Working data:
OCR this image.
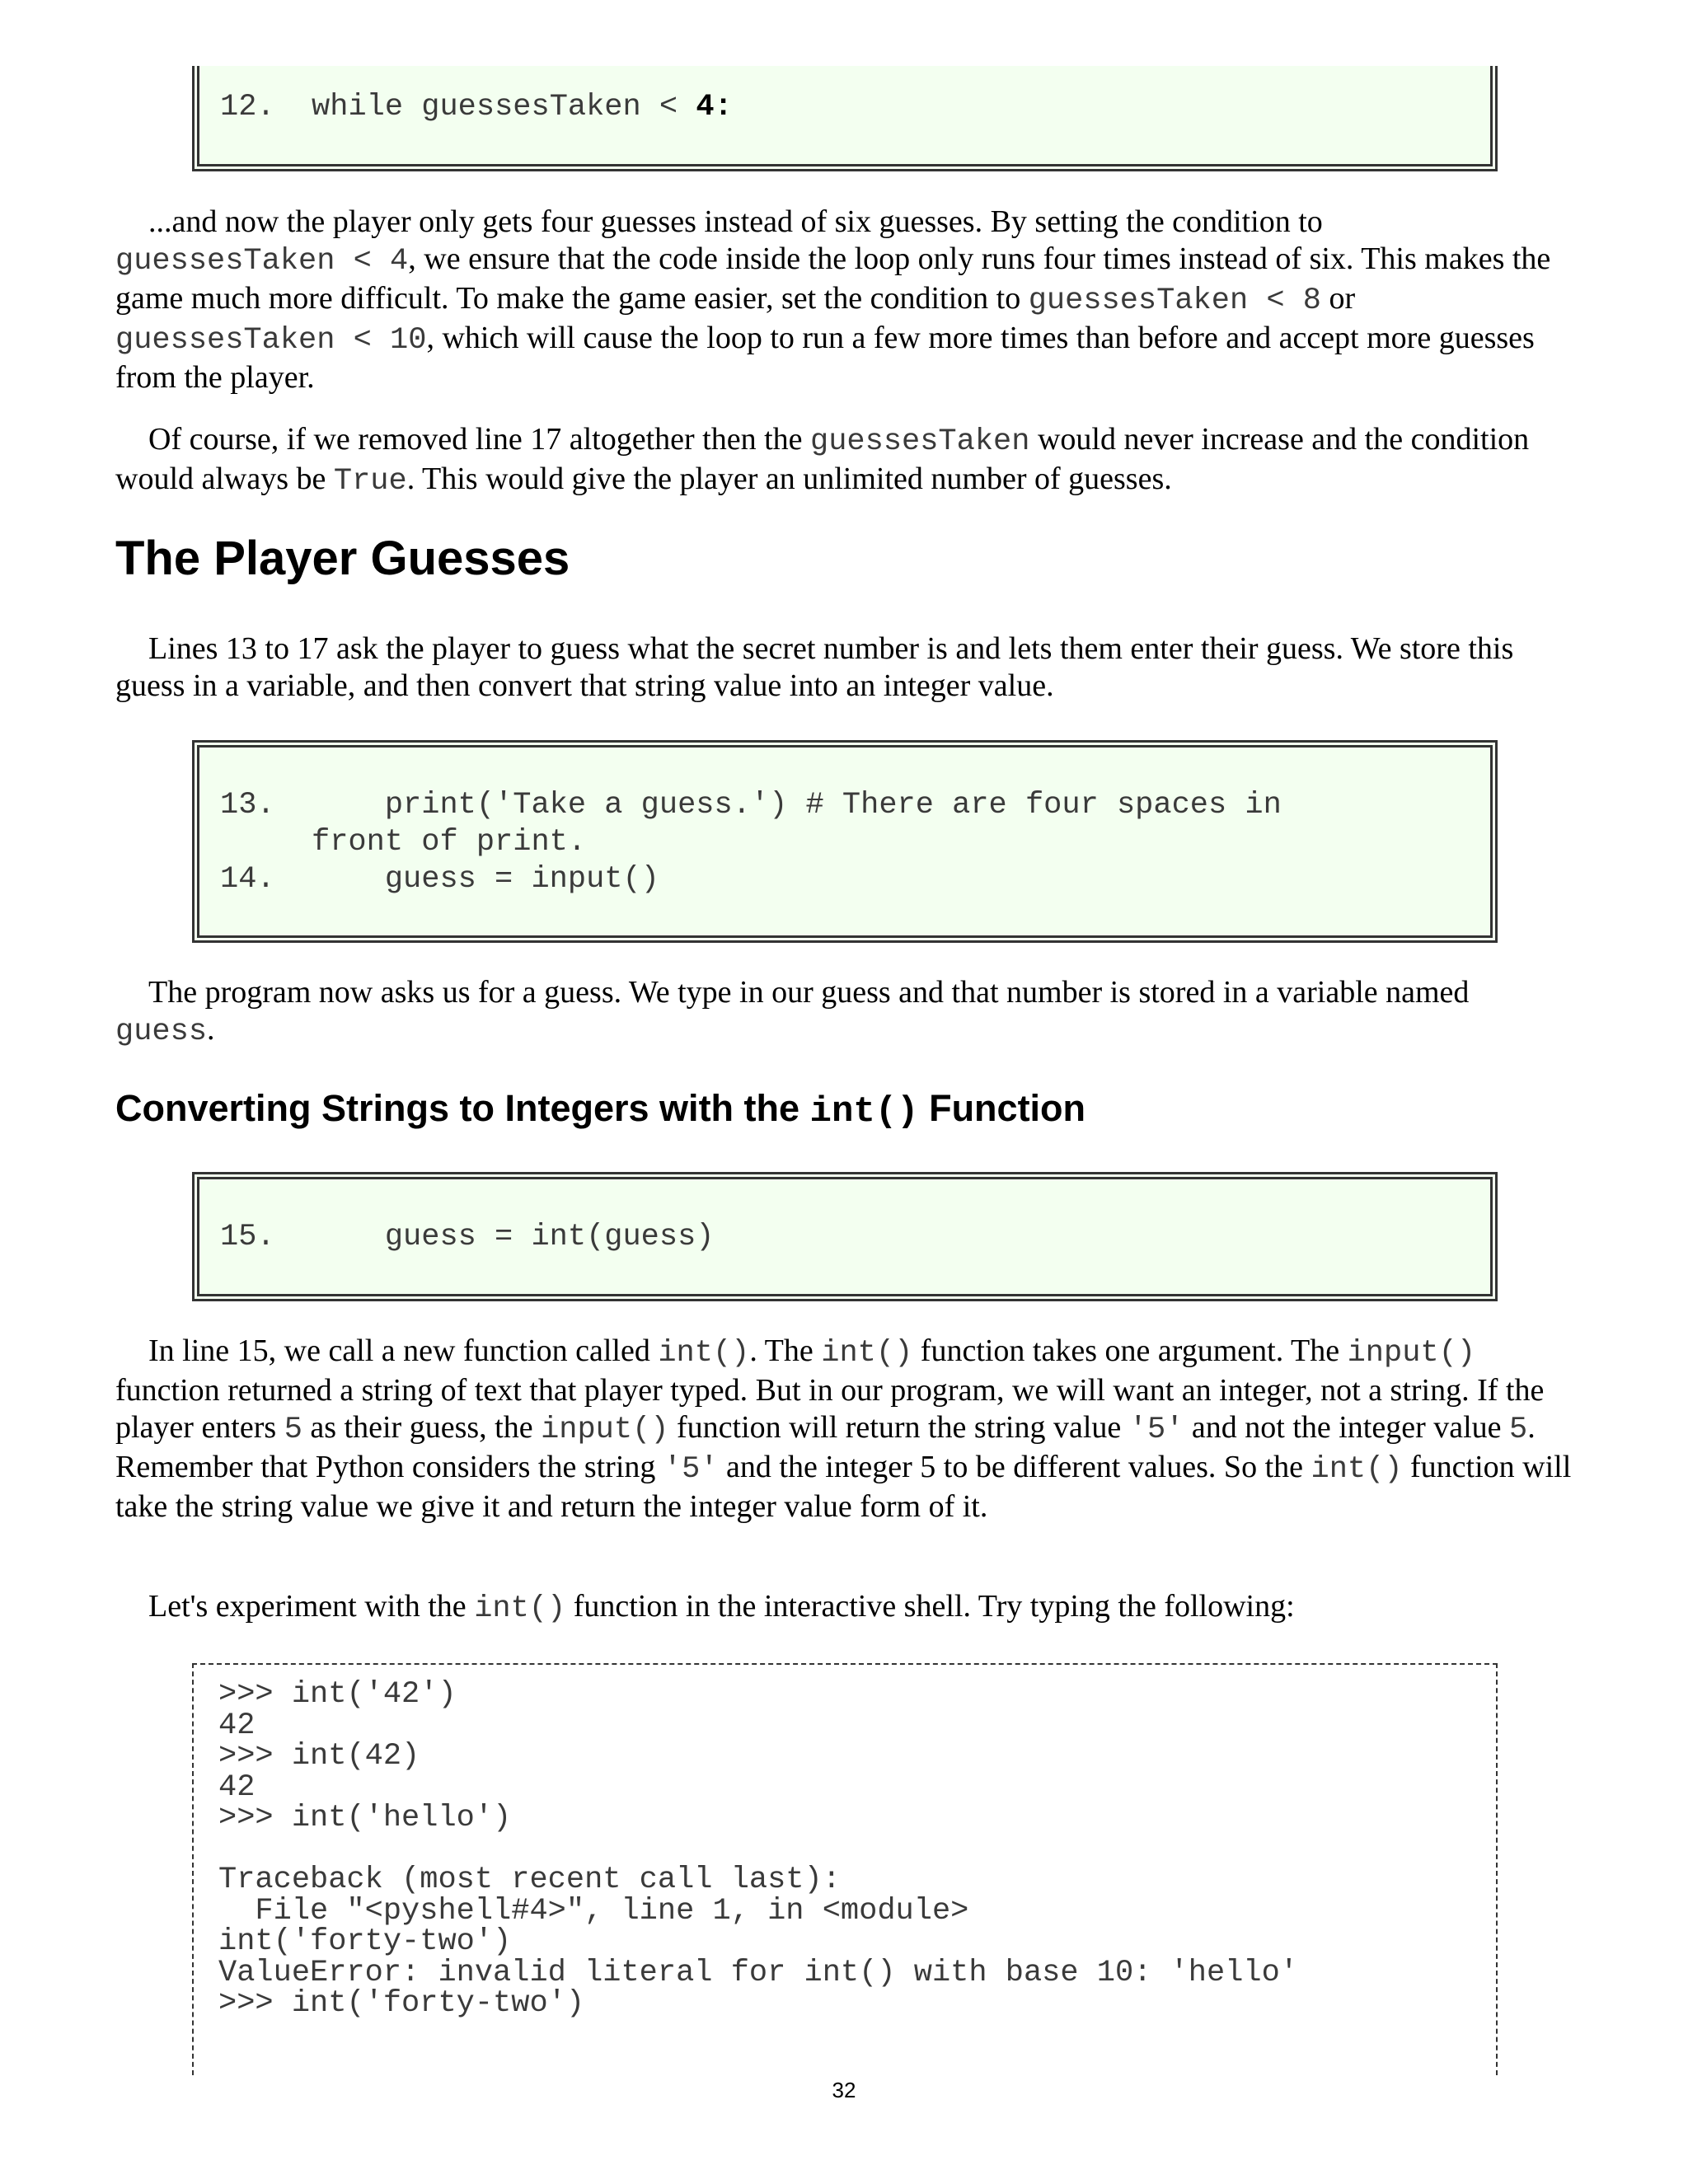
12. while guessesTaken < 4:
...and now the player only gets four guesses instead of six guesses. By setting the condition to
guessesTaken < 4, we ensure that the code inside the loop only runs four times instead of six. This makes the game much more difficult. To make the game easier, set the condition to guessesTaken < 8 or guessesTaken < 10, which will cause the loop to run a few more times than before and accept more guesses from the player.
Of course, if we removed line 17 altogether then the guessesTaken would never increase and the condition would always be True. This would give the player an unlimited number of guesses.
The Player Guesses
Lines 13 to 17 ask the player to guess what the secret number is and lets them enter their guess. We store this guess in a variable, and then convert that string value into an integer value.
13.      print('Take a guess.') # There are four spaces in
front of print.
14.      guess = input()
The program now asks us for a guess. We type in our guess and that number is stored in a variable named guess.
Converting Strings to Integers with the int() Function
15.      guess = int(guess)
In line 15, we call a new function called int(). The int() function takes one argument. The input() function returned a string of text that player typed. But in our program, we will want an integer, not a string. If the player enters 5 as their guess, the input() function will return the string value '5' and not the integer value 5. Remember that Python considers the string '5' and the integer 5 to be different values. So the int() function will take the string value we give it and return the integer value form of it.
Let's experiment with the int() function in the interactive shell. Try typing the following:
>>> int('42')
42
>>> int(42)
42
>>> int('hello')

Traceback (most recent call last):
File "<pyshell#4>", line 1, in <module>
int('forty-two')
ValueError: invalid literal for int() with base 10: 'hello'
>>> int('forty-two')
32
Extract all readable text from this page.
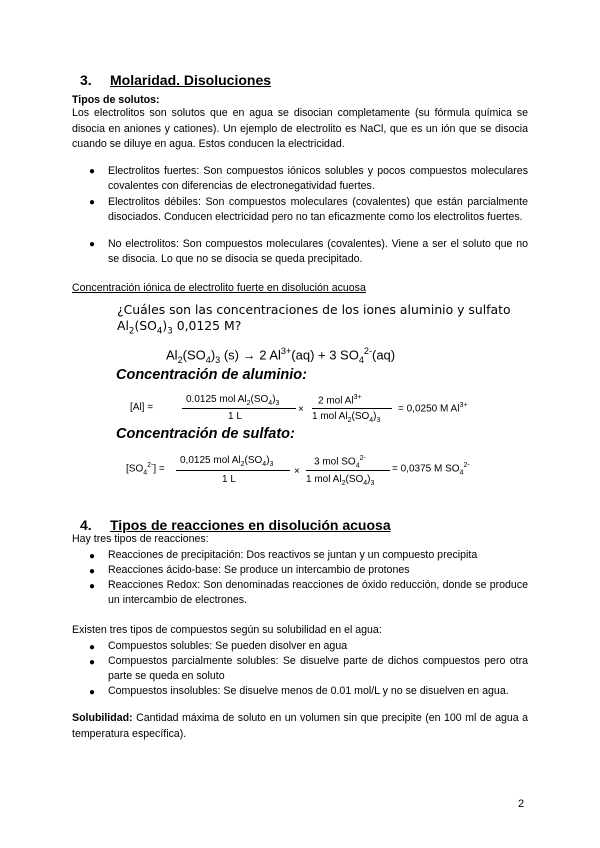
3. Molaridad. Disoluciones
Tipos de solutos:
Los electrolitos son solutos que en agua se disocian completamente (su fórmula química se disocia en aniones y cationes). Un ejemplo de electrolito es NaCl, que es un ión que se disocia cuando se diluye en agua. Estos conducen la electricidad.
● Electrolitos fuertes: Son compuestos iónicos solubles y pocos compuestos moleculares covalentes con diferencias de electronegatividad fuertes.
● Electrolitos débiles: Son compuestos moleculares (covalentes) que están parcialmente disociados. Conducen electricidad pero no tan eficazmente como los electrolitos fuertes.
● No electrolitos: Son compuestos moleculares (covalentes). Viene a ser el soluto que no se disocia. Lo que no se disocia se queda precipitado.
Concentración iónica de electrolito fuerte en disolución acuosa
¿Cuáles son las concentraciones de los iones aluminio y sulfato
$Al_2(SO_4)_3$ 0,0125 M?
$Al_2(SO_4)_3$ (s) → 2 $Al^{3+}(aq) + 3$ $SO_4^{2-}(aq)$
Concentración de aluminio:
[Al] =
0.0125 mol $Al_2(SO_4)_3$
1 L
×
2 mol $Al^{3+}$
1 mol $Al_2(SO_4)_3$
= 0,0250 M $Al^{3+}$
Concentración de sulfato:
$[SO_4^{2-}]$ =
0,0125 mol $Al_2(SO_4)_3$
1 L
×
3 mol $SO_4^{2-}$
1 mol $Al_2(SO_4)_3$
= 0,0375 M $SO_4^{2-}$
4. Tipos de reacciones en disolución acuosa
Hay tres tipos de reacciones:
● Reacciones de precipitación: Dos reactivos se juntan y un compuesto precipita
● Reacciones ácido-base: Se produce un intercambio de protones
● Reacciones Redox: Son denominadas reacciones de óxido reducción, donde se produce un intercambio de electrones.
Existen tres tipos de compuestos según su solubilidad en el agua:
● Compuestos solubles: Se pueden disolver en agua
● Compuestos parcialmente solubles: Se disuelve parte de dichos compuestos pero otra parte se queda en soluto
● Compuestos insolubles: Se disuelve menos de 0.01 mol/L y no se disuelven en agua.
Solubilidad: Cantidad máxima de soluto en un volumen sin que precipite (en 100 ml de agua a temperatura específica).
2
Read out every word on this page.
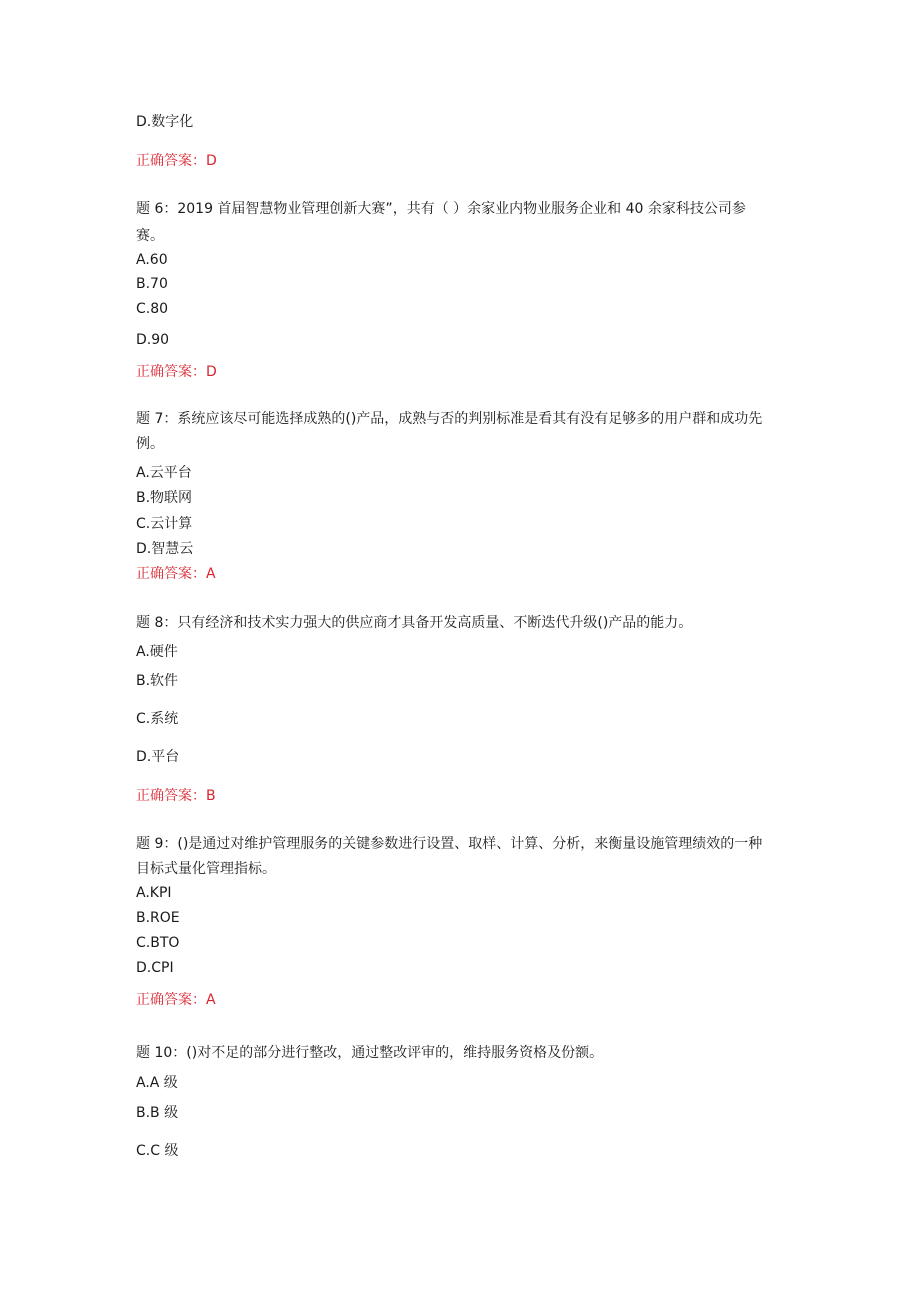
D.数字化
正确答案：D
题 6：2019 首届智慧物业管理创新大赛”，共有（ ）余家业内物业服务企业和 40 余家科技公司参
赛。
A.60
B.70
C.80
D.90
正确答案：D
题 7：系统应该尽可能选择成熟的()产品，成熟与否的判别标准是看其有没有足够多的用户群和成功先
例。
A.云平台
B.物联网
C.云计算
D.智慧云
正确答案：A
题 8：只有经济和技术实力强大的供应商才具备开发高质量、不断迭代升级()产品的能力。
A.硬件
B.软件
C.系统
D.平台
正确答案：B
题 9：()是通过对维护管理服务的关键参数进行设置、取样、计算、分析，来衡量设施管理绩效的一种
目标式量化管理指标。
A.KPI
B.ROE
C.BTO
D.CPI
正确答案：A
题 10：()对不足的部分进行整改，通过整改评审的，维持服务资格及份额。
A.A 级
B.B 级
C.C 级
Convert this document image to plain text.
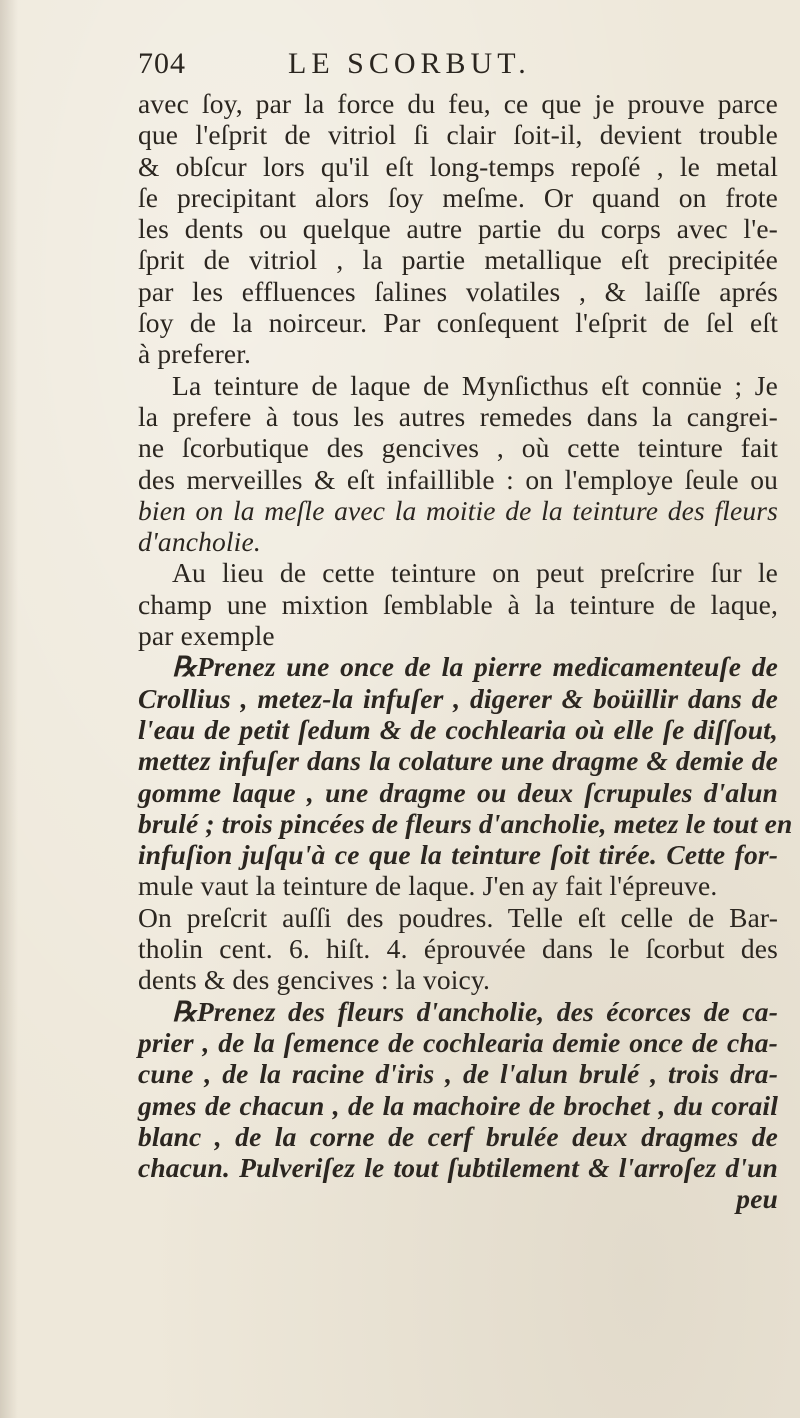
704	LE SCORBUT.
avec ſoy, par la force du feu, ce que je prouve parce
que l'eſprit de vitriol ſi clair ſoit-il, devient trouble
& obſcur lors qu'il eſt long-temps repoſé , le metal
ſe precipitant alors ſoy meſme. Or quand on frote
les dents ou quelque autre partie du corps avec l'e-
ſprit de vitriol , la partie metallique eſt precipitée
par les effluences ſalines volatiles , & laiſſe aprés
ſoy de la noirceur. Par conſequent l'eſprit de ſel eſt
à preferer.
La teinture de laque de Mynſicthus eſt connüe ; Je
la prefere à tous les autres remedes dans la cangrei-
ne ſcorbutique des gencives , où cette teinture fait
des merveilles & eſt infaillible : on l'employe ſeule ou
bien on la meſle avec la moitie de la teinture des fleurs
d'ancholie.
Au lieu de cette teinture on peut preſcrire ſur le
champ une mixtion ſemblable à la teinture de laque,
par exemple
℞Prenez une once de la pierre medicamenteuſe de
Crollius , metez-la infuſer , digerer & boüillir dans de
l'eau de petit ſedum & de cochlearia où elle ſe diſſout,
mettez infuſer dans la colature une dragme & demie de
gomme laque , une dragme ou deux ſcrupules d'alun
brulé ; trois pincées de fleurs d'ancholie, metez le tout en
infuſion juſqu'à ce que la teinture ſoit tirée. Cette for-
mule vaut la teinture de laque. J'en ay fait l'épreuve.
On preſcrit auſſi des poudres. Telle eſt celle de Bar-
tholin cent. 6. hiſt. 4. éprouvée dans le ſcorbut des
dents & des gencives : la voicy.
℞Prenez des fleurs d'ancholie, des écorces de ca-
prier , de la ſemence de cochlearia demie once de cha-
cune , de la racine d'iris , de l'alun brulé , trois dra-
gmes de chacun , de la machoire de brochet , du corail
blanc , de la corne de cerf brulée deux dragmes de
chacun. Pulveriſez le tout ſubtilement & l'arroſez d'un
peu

Exercise task: Determine how many lines in the listing above hold the word "Concentración", answering with the number only.

Right answer: 3